• _Request_:
Read the records and gather each line that includes "with".

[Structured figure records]
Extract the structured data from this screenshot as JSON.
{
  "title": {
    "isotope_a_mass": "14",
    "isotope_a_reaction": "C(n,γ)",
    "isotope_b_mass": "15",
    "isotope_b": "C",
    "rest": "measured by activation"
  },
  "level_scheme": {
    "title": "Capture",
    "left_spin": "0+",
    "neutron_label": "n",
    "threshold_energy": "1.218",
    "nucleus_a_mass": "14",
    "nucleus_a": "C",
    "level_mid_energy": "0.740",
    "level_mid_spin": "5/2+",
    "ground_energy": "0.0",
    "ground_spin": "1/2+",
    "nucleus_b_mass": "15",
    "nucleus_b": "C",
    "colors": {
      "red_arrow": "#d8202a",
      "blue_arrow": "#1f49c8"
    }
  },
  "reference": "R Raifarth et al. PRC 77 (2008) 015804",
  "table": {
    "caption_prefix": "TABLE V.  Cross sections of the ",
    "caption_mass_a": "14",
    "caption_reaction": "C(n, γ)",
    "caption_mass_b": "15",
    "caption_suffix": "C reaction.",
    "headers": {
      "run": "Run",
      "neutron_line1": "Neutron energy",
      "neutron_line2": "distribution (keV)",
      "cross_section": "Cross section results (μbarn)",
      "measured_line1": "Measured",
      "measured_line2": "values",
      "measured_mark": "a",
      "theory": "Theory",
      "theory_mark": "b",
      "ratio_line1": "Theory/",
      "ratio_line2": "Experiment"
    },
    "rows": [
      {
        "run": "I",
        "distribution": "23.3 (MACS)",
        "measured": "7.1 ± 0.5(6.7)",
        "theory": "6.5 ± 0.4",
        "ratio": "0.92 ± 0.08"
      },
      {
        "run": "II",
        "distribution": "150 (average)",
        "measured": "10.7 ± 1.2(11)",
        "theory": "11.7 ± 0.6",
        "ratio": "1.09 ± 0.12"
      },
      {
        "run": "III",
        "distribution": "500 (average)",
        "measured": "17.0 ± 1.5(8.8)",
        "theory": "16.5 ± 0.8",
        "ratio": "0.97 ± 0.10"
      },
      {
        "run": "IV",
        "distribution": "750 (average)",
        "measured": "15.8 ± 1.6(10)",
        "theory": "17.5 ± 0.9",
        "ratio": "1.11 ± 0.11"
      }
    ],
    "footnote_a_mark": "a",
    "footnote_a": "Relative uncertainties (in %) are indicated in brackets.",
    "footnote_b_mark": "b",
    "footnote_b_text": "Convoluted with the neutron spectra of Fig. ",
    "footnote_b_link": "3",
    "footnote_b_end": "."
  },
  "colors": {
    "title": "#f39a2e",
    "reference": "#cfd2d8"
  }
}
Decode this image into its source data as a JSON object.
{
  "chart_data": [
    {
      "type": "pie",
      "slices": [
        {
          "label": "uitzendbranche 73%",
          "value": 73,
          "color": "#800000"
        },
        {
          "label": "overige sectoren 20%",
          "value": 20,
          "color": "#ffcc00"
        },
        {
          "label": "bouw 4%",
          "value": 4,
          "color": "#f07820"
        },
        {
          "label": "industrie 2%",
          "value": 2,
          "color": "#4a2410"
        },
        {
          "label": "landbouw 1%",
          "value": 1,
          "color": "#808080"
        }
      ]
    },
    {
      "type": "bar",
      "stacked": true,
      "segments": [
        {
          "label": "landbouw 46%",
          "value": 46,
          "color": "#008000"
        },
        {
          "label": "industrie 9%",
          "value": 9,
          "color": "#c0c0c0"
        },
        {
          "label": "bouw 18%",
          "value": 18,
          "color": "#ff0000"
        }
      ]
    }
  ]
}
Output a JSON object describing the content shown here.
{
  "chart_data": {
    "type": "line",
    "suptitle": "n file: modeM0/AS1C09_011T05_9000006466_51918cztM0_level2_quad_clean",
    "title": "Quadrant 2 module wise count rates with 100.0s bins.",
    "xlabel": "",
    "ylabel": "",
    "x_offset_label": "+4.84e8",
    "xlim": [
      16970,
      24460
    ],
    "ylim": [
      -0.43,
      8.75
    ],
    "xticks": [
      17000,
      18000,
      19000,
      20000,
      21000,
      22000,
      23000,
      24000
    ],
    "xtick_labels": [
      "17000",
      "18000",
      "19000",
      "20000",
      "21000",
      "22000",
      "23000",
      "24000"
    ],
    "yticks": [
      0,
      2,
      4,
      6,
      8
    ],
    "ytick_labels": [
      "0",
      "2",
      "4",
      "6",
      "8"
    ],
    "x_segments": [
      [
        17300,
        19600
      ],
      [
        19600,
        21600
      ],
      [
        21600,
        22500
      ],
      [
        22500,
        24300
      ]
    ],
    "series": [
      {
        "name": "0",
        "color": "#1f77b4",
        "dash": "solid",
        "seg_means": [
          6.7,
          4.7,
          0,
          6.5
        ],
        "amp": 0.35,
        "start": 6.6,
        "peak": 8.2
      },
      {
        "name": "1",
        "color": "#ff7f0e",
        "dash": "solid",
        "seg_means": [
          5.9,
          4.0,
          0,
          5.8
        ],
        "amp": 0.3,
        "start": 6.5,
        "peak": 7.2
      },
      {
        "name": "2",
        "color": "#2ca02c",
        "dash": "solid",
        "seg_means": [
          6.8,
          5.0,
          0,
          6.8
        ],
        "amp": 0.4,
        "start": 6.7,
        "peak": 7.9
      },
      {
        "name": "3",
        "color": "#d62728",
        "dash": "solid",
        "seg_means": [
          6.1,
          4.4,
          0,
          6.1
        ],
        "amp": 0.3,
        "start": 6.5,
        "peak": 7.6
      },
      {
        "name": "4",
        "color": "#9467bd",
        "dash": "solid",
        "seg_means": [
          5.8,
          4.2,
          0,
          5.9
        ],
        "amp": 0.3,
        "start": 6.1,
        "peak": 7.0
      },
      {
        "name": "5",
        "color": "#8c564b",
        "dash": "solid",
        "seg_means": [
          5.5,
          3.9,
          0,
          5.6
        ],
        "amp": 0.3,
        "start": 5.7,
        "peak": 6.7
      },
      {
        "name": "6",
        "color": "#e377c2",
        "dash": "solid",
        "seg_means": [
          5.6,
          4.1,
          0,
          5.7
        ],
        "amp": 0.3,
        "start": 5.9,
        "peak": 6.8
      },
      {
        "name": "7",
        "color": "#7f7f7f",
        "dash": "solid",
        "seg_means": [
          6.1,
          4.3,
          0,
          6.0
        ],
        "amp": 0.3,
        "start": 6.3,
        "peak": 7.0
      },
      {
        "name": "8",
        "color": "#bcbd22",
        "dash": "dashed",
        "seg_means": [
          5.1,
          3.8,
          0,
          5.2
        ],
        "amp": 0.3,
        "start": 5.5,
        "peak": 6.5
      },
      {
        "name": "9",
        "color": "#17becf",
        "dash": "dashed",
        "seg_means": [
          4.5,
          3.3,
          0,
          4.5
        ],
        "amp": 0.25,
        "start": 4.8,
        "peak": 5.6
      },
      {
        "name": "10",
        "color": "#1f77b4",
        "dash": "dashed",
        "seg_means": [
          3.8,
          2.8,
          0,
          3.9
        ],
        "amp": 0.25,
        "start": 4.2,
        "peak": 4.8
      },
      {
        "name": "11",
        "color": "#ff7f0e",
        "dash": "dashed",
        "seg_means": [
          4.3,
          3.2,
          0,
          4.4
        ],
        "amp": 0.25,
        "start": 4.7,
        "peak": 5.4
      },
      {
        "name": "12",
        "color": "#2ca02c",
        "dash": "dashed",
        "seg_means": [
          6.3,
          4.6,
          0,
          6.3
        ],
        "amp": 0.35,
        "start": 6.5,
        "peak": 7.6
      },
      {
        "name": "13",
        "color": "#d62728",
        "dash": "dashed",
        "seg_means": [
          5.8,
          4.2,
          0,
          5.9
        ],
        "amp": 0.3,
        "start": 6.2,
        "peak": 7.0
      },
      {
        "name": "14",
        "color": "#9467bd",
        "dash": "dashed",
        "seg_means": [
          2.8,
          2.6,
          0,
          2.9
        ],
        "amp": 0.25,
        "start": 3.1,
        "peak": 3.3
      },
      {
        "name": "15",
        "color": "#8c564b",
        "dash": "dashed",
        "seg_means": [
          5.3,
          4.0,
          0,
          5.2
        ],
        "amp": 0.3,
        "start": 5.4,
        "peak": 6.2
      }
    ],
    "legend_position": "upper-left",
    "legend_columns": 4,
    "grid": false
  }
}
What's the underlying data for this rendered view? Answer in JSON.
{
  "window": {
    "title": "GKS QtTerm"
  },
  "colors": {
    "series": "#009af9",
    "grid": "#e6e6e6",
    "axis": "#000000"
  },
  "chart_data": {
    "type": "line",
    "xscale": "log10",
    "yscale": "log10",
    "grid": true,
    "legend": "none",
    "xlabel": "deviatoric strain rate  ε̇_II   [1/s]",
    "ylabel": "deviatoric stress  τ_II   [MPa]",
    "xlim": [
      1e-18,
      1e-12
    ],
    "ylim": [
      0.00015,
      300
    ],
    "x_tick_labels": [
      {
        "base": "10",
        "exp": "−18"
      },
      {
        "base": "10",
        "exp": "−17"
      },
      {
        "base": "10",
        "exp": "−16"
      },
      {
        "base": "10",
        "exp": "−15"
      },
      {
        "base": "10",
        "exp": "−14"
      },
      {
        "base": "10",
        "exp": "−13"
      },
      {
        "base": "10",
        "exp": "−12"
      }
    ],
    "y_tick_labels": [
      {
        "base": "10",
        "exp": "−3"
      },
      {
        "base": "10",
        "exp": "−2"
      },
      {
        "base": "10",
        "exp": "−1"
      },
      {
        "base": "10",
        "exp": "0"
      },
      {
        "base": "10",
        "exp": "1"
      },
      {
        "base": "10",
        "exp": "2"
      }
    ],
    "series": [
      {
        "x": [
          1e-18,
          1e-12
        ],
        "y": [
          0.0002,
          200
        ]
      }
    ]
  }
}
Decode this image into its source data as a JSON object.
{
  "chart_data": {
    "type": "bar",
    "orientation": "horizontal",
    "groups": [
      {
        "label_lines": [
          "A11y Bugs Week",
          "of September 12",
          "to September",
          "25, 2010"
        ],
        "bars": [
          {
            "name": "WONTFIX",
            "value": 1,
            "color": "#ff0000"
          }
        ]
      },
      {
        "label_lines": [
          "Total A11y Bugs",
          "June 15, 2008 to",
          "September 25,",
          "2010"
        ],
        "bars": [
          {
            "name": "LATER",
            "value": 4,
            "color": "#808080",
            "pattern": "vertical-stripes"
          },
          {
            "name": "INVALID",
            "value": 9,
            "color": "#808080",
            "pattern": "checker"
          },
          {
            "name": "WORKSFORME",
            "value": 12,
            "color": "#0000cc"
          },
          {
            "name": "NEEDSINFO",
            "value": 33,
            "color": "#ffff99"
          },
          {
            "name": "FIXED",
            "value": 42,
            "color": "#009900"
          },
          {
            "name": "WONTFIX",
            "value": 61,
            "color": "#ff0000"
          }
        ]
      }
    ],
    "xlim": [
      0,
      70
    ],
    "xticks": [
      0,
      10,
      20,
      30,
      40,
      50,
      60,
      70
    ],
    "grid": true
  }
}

• _Written solution_:
    "footnote_b_text": "Convoluted with the neutron spectra of Fig. ",
    "title": "Quadrant 2 module wise count rates with 100.0s bins.",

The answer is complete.